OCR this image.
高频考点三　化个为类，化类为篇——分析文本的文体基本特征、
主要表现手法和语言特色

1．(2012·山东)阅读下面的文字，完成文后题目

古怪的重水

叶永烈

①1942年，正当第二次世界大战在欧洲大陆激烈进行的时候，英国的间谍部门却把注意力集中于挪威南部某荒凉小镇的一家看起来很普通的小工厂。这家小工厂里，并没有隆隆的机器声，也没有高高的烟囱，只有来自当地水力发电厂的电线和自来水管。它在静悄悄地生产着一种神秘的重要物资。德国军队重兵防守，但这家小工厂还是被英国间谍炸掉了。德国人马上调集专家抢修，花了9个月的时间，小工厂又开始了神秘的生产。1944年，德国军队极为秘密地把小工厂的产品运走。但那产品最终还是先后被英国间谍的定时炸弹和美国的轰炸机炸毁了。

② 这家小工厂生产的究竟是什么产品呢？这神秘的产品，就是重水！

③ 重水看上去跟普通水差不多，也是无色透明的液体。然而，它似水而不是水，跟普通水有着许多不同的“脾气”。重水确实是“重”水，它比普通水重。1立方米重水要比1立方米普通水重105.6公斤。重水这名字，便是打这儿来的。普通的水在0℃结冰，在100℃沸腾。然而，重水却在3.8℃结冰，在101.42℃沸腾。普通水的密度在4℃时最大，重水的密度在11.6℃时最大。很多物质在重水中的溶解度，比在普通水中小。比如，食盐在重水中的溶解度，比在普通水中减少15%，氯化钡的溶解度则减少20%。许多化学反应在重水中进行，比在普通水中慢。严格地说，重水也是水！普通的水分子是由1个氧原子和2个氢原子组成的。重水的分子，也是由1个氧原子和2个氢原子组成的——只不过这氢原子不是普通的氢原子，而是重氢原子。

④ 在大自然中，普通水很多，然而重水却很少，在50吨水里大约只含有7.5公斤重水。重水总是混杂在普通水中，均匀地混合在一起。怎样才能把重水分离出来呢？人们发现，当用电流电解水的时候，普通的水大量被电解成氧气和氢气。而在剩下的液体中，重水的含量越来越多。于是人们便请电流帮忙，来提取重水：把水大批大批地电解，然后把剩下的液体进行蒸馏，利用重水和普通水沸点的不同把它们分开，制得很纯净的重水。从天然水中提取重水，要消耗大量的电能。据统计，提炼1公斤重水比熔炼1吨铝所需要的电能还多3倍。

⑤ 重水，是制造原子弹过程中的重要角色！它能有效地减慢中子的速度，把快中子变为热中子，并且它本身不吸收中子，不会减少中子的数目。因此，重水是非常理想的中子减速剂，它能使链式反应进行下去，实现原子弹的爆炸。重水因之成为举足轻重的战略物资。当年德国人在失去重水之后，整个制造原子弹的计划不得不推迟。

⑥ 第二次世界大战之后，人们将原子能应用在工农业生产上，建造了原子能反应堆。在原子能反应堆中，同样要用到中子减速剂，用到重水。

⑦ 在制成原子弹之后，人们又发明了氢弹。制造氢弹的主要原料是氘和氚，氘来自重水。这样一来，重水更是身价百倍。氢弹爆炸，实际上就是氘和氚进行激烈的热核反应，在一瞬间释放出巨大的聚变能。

[Your goal] Transcribe each record exactly. Leave nothing out.

[Reply]
OCR this image.
高频考点三　化个为类，化类为篇——分析文本的文体基本特征、
主要表现手法和语言特色

1．(2012·山东)阅读下面的文字，完成文后题目

古怪的重水

叶永烈

①1942年，正当第二次世界大战在欧洲大陆激烈进行的时候，英国的间谍部门却把注意力集中于挪威南部某荒凉小镇的一家看起来很普通的小工厂。这家小工厂里，并没有隆隆的机器声，也没有高高的烟囱，只有来自当地水力发电厂的电线和自来水管。它在静悄悄地生产着一种神秘的重要物资。德国军队重兵防守，但这家小工厂还是被英国间谍炸掉了。德国人马上调集专家抢修，花了9个月的时间，小工厂又开始了神秘的生产。1944年，德国军队极为秘密地把小工厂的产品运走。但那产品最终还是先后被英国间谍的定时炸弹和美国的轰炸机炸毁了。

② 这家小工厂生产的究竟是什么产品呢？这神秘的产品，就是重水！

③ 重水看上去跟普通水差不多，也是无色透明的液体。然而，它似水而不是水，跟普通水有着许多不同的“脾气”。重水确实是“重”水，它比普通水重。1立方米重水要比1立方米普通水重105.6公斤。重水这名字，便是打这儿来的。普通的水在0℃结冰，在100℃沸腾。然而，重水却在3.8℃结冰，在101.42℃沸腾。普通水的密度在4℃时最大，重水的密度在11.6℃时最大。很多物质在重水中的溶解度，比在普通水中小。比如，食盐在重水中的溶解度，比在普通水中减少15%，氯化钡的溶解度则减少20%。许多化学反应在重水中进行，比在普通水中慢。严格地说，重水也是水！普通的水分子是由1个氧原子和2个氢原子组成的。重水的分子，也是由1个氧原子和2个氢原子组成的——只不过这氢原子不是普通的氢原子，而是重氢原子。

④ 在大自然中，普通水很多，然而重水却很少，在50吨水里大约只含有7.5公斤重水。重水总是混杂在普通水中，均匀地混合在一起。怎样才能把重水分离出来呢？人们发现，当用电流电解水的时候，普通的水大量被电解成氧气和氢气。而在剩下的液体中，重水的含量越来越多。于是人们便请电流帮忙，来提取重水：把水大批大批地电解，然后把剩下的液体进行蒸馏，利用重水和普通水沸点的不同把它们分开，制得很纯净的重水。从天然水中提取重水，要消耗大量的电能。据统计，提炼1公斤重水比熔炼1吨铝所需要的电能还多3倍。

⑤ 重水，是制造原子弹过程中的重要角色！它能有效地减慢中子的速度，把快中子变为热中子，并且它本身不吸收中子，不会减少中子的数目。因此，重水是非常理想的中子减速剂，它能使链式反应进行下去，实现原子弹的爆炸。重水因之成为举足轻重的战略物资。当年德国人在失去重水之后，整个制造原子弹的计划不得不推迟。

⑥ 第二次世界大战之后，人们将原子能应用在工农业生产上，建造了原子能反应堆。在原子能反应堆中，同样要用到中子减速剂，用到重水。

⑦ 在制成原子弹之后，人们又发明了氢弹。制造氢弹的主要原料是氘和氚，氘来自重水。这样一来，重水更是身价百倍。氢弹爆炸，实际上就是氘和氚进行激烈的热核反应，在一瞬间释放出巨大的聚变能。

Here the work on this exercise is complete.